■ Job
Copy every line of the records below without changing a character, but leave out the pictures.
··· Input data ···
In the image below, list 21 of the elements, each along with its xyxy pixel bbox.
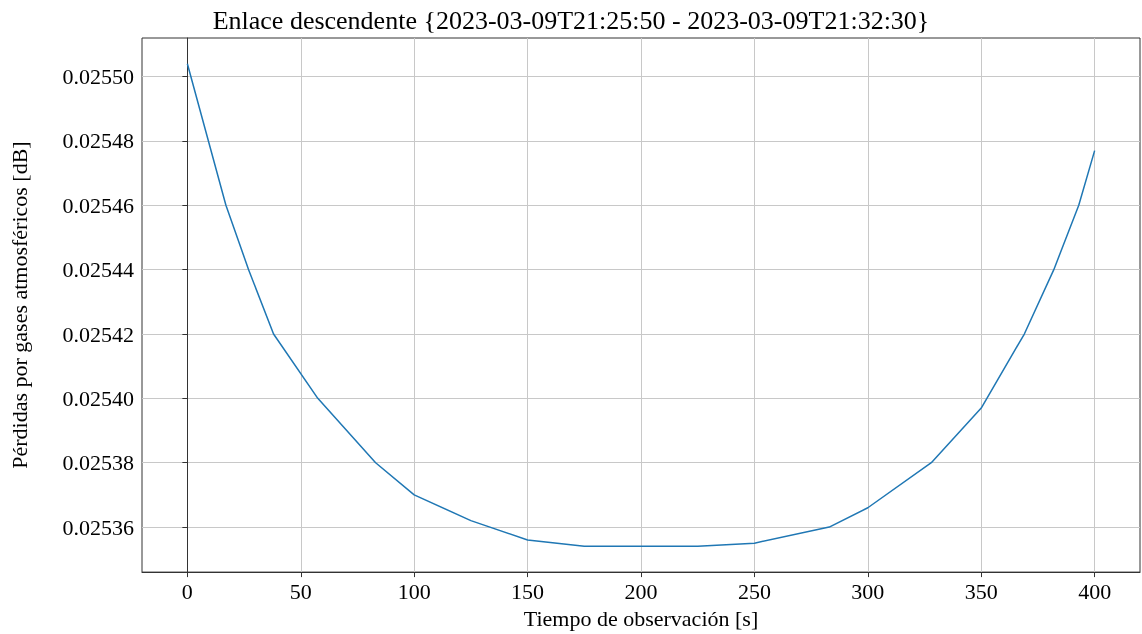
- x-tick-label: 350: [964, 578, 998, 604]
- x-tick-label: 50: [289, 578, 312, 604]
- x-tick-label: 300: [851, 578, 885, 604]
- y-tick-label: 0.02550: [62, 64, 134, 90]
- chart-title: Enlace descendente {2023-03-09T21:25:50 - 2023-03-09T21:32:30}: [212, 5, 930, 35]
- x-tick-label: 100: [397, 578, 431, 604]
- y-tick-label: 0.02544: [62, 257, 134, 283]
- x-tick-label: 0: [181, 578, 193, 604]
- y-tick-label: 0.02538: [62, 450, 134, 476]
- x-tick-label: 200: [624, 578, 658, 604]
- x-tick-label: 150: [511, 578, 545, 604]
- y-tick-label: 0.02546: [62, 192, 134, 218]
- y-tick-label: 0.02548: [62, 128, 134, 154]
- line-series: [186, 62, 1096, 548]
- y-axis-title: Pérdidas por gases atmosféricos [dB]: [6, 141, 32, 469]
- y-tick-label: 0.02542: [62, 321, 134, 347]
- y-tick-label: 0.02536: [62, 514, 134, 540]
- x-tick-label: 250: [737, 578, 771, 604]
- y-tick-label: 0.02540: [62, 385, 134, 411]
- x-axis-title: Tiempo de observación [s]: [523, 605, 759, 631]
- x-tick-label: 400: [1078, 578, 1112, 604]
···
■ Finished task
In the image below, list 21 of the elements, each along with its xyxy pixel bbox.
- x-tick-label: 350: [964, 578, 998, 604]
- x-tick-label: 50: [289, 578, 312, 604]
- x-tick-label: 300: [851, 578, 885, 604]
- y-tick-label: 0.02550: [62, 64, 134, 90]
- chart-title: Enlace descendente {2023-03-09T21:25:50 - 2023-03-09T21:32:30}: [212, 5, 930, 35]
- x-tick-label: 100: [397, 578, 431, 604]
- y-tick-label: 0.02544: [62, 257, 134, 283]
- x-tick-label: 0: [181, 578, 193, 604]
- y-tick-label: 0.02538: [62, 450, 134, 476]
- x-tick-label: 200: [624, 578, 658, 604]
- x-tick-label: 150: [511, 578, 545, 604]
- y-tick-label: 0.02546: [62, 192, 134, 218]
- y-tick-label: 0.02548: [62, 128, 134, 154]
- line-series: [186, 62, 1096, 548]
- y-axis-title: Pérdidas por gases atmosféricos [dB]: [6, 141, 32, 469]
- y-tick-label: 0.02542: [62, 321, 134, 347]
- y-tick-label: 0.02536: [62, 514, 134, 540]
- x-tick-label: 250: [737, 578, 771, 604]
- y-tick-label: 0.02540: [62, 385, 134, 411]
- x-axis-title: Tiempo de observación [s]: [523, 605, 759, 631]
- x-tick-label: 400: [1078, 578, 1112, 604]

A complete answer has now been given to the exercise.